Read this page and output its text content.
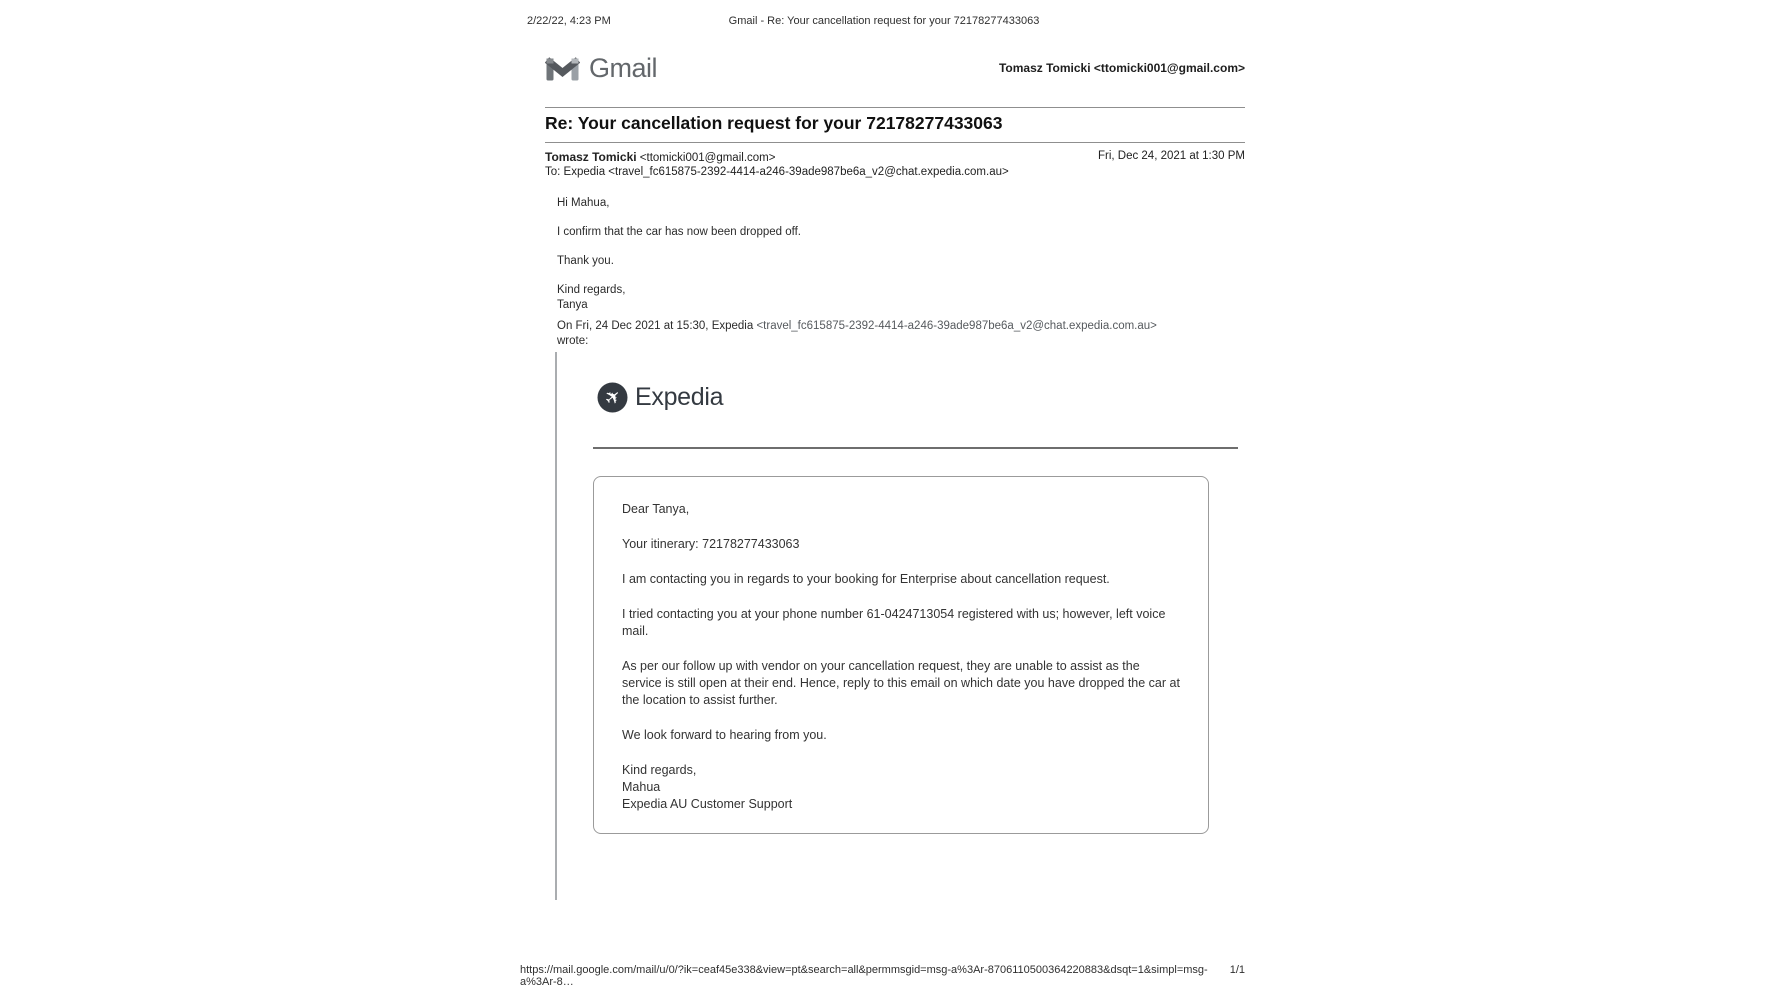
2/22/22, 4:23 PM	Gmail - Re: Your cancellation request for your 72178277433063
Gmail	Tomasz Tomicki <ttomicki001@gmail.com>
Re: Your cancellation request for your 72178277433063
Tomasz Tomicki <ttomicki001@gmail.com>	Fri, Dec 24, 2021 at 1:30 PM
To: Expedia <travel_fc615875-2392-4414-a246-39ade987be6a_v2@chat.expedia.com.au>

Hi Mahua,

I confirm that the car has now been dropped off.

Thank you.

Kind regards,

Tanya

On Fri, 24 Dec 2021 at 15:30, Expedia <travel_fc615875-2392-4414-a246-39ade987be6a_v2@chat.expedia.com.au>
wrote:
✈ Expedia

Dear Tanya,

Your itinerary: 72178277433063

I am contacting you in regards to your booking for Enterprise about cancellation request.

I tried contacting you at your phone number 61-0424713054 registered with us; however, left voice mail.

As per our follow up with vendor on your cancellation request, they are unable to assist as the service is still open at their end. Hence, reply to this email on which date you have dropped the car at the location to assist further.

We look forward to hearing from you.

Kind regards,

Mahua

Expedia AU Customer Support

https://mail.google.com/mail/u/0/?ik=ceaf45e338&view=pt&search=all&permmsgid=msg-a%3Ar-8706110500364220883&dsqt=1&simpl=msg-a%3Ar-8…
1/1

= = = =

Description of the task -
Pictures excluded, quote all the data above exactly.

Result for this exercise -
Read this page and output its text content.
2/22/22, 4:23 PM	Gmail - Re: Your cancellation request for your 72178277433063
Gmail	Tomasz Tomicki <ttomicki001@gmail.com>
Re: Your cancellation request for your 72178277433063
Tomasz Tomicki <ttomicki001@gmail.com>	Fri, Dec 24, 2021 at 1:30 PM
To: Expedia <travel_fc615875-2392-4414-a246-39ade987be6a_v2@chat.expedia.com.au>

Hi Mahua,

I confirm that the car has now been dropped off.

Thank you.

Kind regards,

Tanya

On Fri, 24 Dec 2021 at 15:30, Expedia <travel_fc615875-2392-4414-a246-39ade987be6a_v2@chat.expedia.com.au>
wrote:
✈ Expedia

Dear Tanya,

Your itinerary: 72178277433063

I am contacting you in regards to your booking for Enterprise about cancellation request.

I tried contacting you at your phone number 61-0424713054 registered with us; however, left voice mail.

As per our follow up with vendor on your cancellation request, they are unable to assist as the service is still open at their end. Hence, reply to this email on which date you have dropped the car at the location to assist further.

We look forward to hearing from you.

Kind regards,

Mahua

Expedia AU Customer Support

https://mail.google.com/mail/u/0/?ik=ceaf45e338&view=pt&search=all&permmsgid=msg-a%3Ar-8706110500364220883&dsqt=1&simpl=msg-a%3Ar-8…
1/1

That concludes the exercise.